• SUPPLIED INFORMATION:
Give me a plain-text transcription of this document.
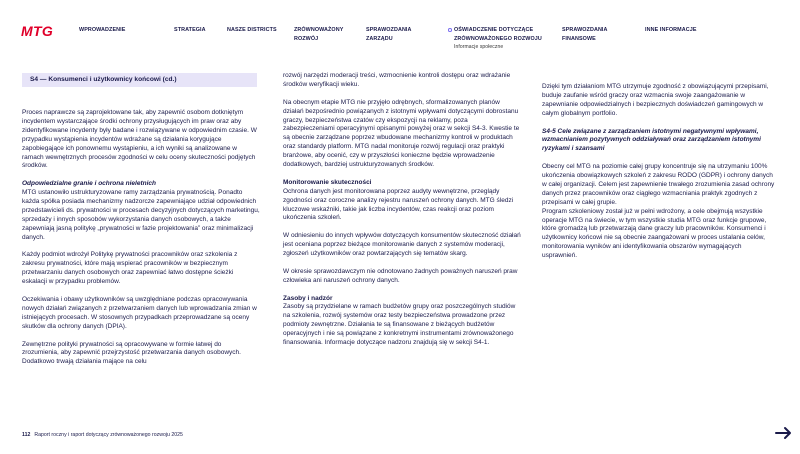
MTG	WPROWADZENIE	STRATEGIA	NASZE DISTRICTS	ZRÓWNOWAŻONY ROZWÓJ
SPRAWOZDANIA ZARZĄDU
OŚWIADCZENIE DOTYCZĄCE ZRÓWNOWAŻONEGO ROZWOJU
Informacje społeczne
SPRAWOZDANIA FINANSOWE
INNE INFORMACJE
S4 — Konsumenci i użytkownicy końcowi (cd.)

Proces naprawcze są zaprojektowane tak, aby zapewnić osobom dotkniętym incydentem wystarczające środki ochrony przysługujących im praw oraz aby zidentyfikowane incydenty były badane i rozwiązywane w odpowiednim czasie. W przypadku wystąpienia incydentów wdrażane są działania korygujące zapobiegające ich ponownemu wystąpieniu, a ich wyniki są analizowane w ramach wewnętrznych procesów zgodności w celu oceny skuteczności podjętych środków.

Odpowiedzialne granie i ochrona nieletnich

MTG ustanowiło ustrukturyzowane ramy zarządzania prywatnością. Ponadto każda spółka posiada mechanizmy nadzorcze zapewniające udział odpowiednich przedstawicieli ds. prywatności w procesach decyzyjnych dotyczących marketingu, sprzedaży i innych sposobów wykorzystania danych osobowych, a także zapewniają jasną politykę „prywatności w fazie projektowania” oraz minimalizacji danych.

Każdy podmiot wdrożył Politykę prywatności pracowników oraz szkolenia z zakresu prywatności, które mają wspierać pracowników w bezpiecznym przetwarzaniu danych osobowych oraz zapewniać łatwo dostępne ścieżki eskalacji w przypadku problemów.

Oczekiwania i obawy użytkowników są uwzględniane podczas opracowywania nowych działań związanych z przetwarzaniem danych lub wprowadzania zmian w istniejących procesach. W stosownych przypadkach przeprowadzane są oceny skutków dla ochrony danych (DPIA).

Zewnętrzne polityki prywatności są opracowywane w formie łatwej do zrozumienia, aby zapewnić przejrzystość przetwarzania danych osobowych. Dodatkowo trwają działania mające na celu

rozwój narzędzi moderacji treści, wzmocnienie kontroli dostępu oraz wdrażanie środków weryfikacji wieku.

Na obecnym etapie MTG nie przyjęło odrębnych, sformalizowanych planów działań bezpośrednio powiązanych z istotnymi wpływami dotyczącymi dobrostanu graczy, bezpieczeństwa czatów czy ekspozycji na reklamy, poza zabezpieczeniami operacyjnymi opisanymi powyżej oraz w sekcji S4-3. Kwestie te są obecnie zarządzane poprzez wbudowane mechanizmy kontroli w produktach oraz standardy platform. MTG nadal monitoruje rozwój regulacji oraz praktyki branżowe, aby ocenić, czy w przyszłości konieczne będzie wprowadzenie dodatkowych, bardziej ustrukturyzowanych środków.

Monitorowanie skuteczności

Ochrona danych jest monitorowana poprzez audyty wewnętrzne, przeglądy zgodności oraz coroczne analizy rejestru naruszeń ochrony danych. MTG śledzi kluczowe wskaźniki, takie jak liczba incydentów, czas reakcji oraz poziom ukończenia szkoleń.

W odniesieniu do innych wpływów dotyczących konsumentów skuteczność działań jest oceniana poprzez bieżące monitorowanie danych z systemów moderacji, zgłoszeń użytkowników oraz powtarzających się tematów skarg.

W okresie sprawozdawczym nie odnotowano żadnych poważnych naruszeń praw człowieka ani naruszeń ochrony danych.

Zasoby i nadzór

Zasoby są przydzielane w ramach budżetów grupy oraz poszczególnych studiów na szkolenia, rozwój systemów oraz testy bezpieczeństwa prowadzone przez podmioty zewnętrzne. Działania te są finansowane z bieżących budżetów operacyjnych i nie są powiązane z konkretnymi instrumentami zrównoważonego finansowania. Informacje dotyczące nadzoru znajdują się w sekcji S4-1.

Dzięki tym działaniom MTG utrzymuje zgodność z obowiązującymi przepisami, buduje zaufanie wśród graczy oraz wzmacnia swoje zaangażowanie w zapewnianie odpowiedzialnych i bezpiecznych doświadczeń gamingowych w całym globalnym portfolio.

S4-5 Cele związane z zarządzaniem istotnymi negatywnymi wpływami, wzmacnianiem pozytywnych oddziaływań oraz zarządzaniem istotnymi ryzykami i szansami

Obecny cel MTG na poziomie całej grupy koncentruje się na utrzymaniu 100% ukończenia obowiązkowych szkoleń z zakresu RODO (GDPR) i ochrony danych w całej organizacji. Celem jest zapewnienie trwałego zrozumienia zasad ochrony danych przez pracowników oraz ciągłego wzmacniania praktyk zgodnych z przepisami w całej grupie.

Program szkoleniowy został już w pełni wdrożony, a cele obejmują wszystkie operacje MTG na świecie, w tym wszystkie studia MTG oraz funkcje grupowe, które gromadzą lub przetwarzają dane graczy lub pracowników. Konsumenci i użytkownicy końcowi nie są obecnie zaangażowani w proces ustalania celów, monitorowania wyników ani identyfikowania obszarów wymagających usprawnień.

112 Raport roczny i raport dotyczący zrównoważonego rozwoju 2025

• EXERCISE TASK: Pull out all lines of the data with the string "które".

• SOLUTION TO THE EXERCISE:
Każdy podmiot wdrożył Politykę prywatności pracowników oraz szkolenia z zakresu prywatności, które mają wspierać pracowników w bezpiecznym przetwarzaniu danych osobowych oraz zapewniać łatwo dostępne ścieżki eskalacji w przypadku problemów.
Program szkoleniowy został już w pełni wdrożony, a cele obejmują wszystkie operacje MTG na świecie, w tym wszystkie studia MTG oraz funkcje grupowe, które gromadzą lub przetwarzają dane graczy lub pracowników. Konsumenci i użytkownicy końcowi nie są obecnie zaangażowani w proces ustalania celów, monitorowania wyników ani identyfikowania obszarów wymagających usprawnień.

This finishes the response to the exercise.